(Part of a data file)
Start

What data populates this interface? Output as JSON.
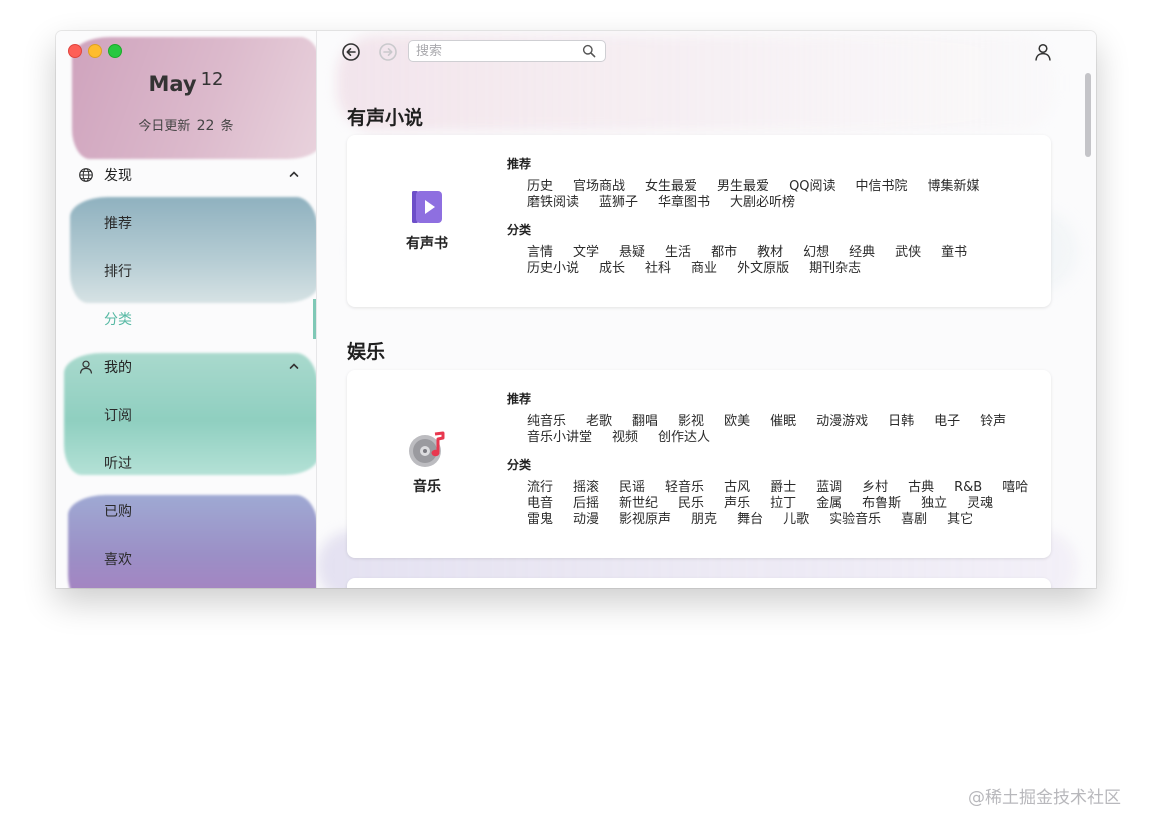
{
  "sidebar": {
    "date": {
      "month": "May",
      "day": "12"
    },
    "update": {
      "prefix": "今日更新",
      "count": "22",
      "suffix": "条"
    },
    "discover": {
      "label": "发现",
      "items": [
        "推荐",
        "排行",
        "分类"
      ]
    },
    "mine": {
      "label": "我的",
      "items": [
        "订阅",
        "听过",
        "已购",
        "喜欢"
      ]
    },
    "active_item": "分类"
  },
  "toolbar": {
    "search_placeholder": "搜索",
    "icons": [
      "back-icon",
      "forward-icon",
      "search-icon",
      "user-icon"
    ]
  },
  "sections": [
    {
      "title": "有声小说",
      "card_label": "有声书",
      "card_icon": "audiobook-icon",
      "recommend_title": "推荐",
      "recommend_rows": [
        [
          "历史",
          "官场商战",
          "女生最爱",
          "男生最爱",
          "QQ阅读",
          "中信书院",
          "博集新媒"
        ],
        [
          "磨铁阅读",
          "蓝狮子",
          "华章图书",
          "大剧必听榜"
        ]
      ],
      "category_title": "分类",
      "category_rows": [
        [
          "言情",
          "文学",
          "悬疑",
          "生活",
          "都市",
          "教材",
          "幻想",
          "经典",
          "武侠",
          "童书"
        ],
        [
          "历史小说",
          "成长",
          "社科",
          "商业",
          "外文原版",
          "期刊杂志"
        ]
      ]
    },
    {
      "title": "娱乐",
      "card_label": "音乐",
      "card_icon": "music-disc-icon",
      "recommend_title": "推荐",
      "recommend_rows": [
        [
          "纯音乐",
          "老歌",
          "翻唱",
          "影视",
          "欧美",
          "催眠",
          "动漫游戏",
          "日韩",
          "电子",
          "铃声"
        ],
        [
          "音乐小讲堂",
          "视频",
          "创作达人"
        ]
      ],
      "category_title": "分类",
      "category_rows": [
        [
          "流行",
          "摇滚",
          "民谣",
          "轻音乐",
          "古风",
          "爵士",
          "蓝调",
          "乡村",
          "古典",
          "R&B",
          "嘻哈"
        ],
        [
          "电音",
          "后摇",
          "新世纪",
          "民乐",
          "声乐",
          "拉丁",
          "金属",
          "布鲁斯",
          "独立",
          "灵魂"
        ],
        [
          "雷鬼",
          "动漫",
          "影视原声",
          "朋克",
          "舞台",
          "儿歌",
          "实验音乐",
          "喜剧",
          "其它"
        ]
      ]
    }
  ],
  "colors": {
    "accent": "#57b9a4",
    "traffic_close": "#fe5f57",
    "traffic_min": "#febc2e",
    "traffic_max": "#28c840",
    "audiobook_icon": "#8e6fe0",
    "music_note": "#e8384f"
  },
  "watermark": "@稀土掘金技术社区"
}
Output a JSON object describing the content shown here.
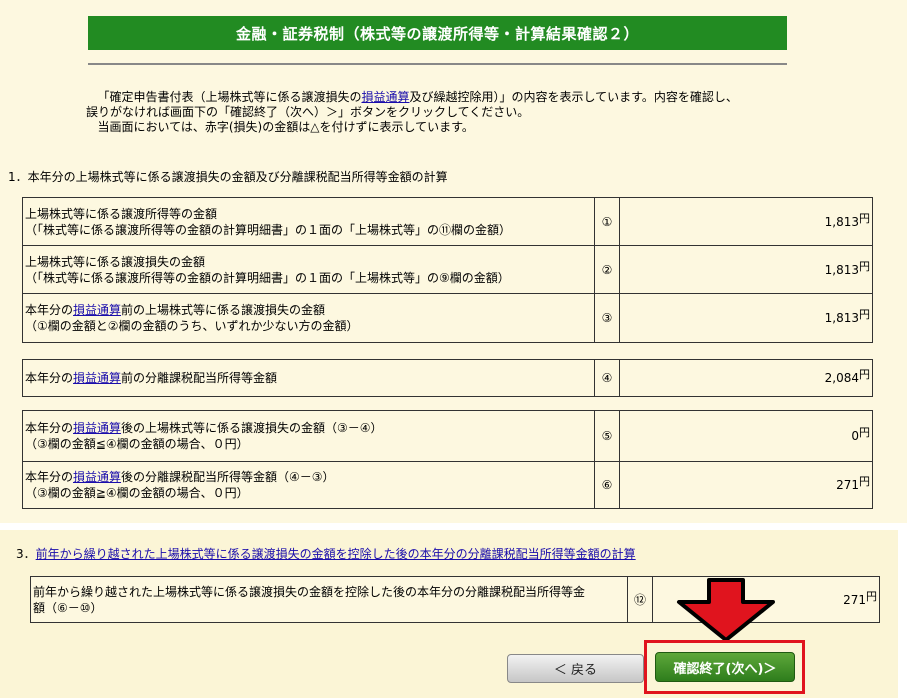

End

Every line should be retyped exactly, with the pictures omitted.

- [RESULT FOR THIS EXERCISE]:
What data populates this interface? Output as JSON.
{
  "sidebar": {
    "date": {
      "month": "May",
      "day": "12"
    },
    "update": {
      "prefix": "今日更新",
      "count": "22",
      "suffix": "条"
    },
    "discover": {
      "label": "发现",
      "items": [
        "推荐",
        "排行",
        "分类"
      ]
    },
    "mine": {
      "label": "我的",
      "items": [
        "订阅",
        "听过",
        "已购",
        "喜欢"
      ]
    },
    "active_item": "分类"
  },
  "toolbar": {
    "search_placeholder": "搜索",
    "icons": [
      "back-icon",
      "forward-icon",
      "search-icon",
      "user-icon"
    ]
  },
  "sections": [
    {
      "title": "有声小说",
      "card_label": "有声书",
      "card_icon": "audiobook-icon",
      "recommend_title": "推荐",
      "recommend_rows": [
        [
          "历史",
          "官场商战",
          "女生最爱",
          "男生最爱",
          "QQ阅读",
          "中信书院",
          "博集新媒"
        ],
        [
          "磨铁阅读",
          "蓝狮子",
          "华章图书",
          "大剧必听榜"
        ]
      ],
      "category_title": "分类",
      "category_rows": [
        [
          "言情",
          "文学",
          "悬疑",
          "生活",
          "都市",
          "教材",
          "幻想",
          "经典",
          "武侠",
          "童书"
        ],
        [
          "历史小说",
          "成长",
          "社科",
          "商业",
          "外文原版",
          "期刊杂志"
        ]
      ]
    },
    {
      "title": "娱乐",
      "card_label": "音乐",
      "card_icon": "music-disc-icon",
      "recommend_title": "推荐",
      "recommend_rows": [
        [
          "纯音乐",
          "老歌",
          "翻唱",
          "影视",
          "欧美",
          "催眠",
          "动漫游戏",
          "日韩",
          "电子",
          "铃声"
        ],
        [
          "音乐小讲堂",
          "视频",
          "创作达人"
        ]
      ],
      "category_title": "分类",
      "category_rows": [
        [
          "流行",
          "摇滚",
          "民谣",
          "轻音乐",
          "古风",
          "爵士",
          "蓝调",
          "乡村",
          "古典",
          "R&B",
          "嘻哈"
        ],
        [
          "电音",
          "后摇",
          "新世纪",
          "民乐",
          "声乐",
          "拉丁",
          "金属",
          "布鲁斯",
          "独立",
          "灵魂"
        ],
        [
          "雷鬼",
          "动漫",
          "影视原声",
          "朋克",
          "舞台",
          "儿歌",
          "实验音乐",
          "喜剧",
          "其它"
        ]
      ]
    }
  ],
  "colors": {
    "accent": "#57b9a4",
    "traffic_close": "#fe5f57",
    "traffic_min": "#febc2e",
    "traffic_max": "#28c840",
    "audiobook_icon": "#8e6fe0",
    "music_note": "#e8384f"
  },
  "watermark": "@稀土掘金技术社区"
}
Output a JSON object describing the content shown here.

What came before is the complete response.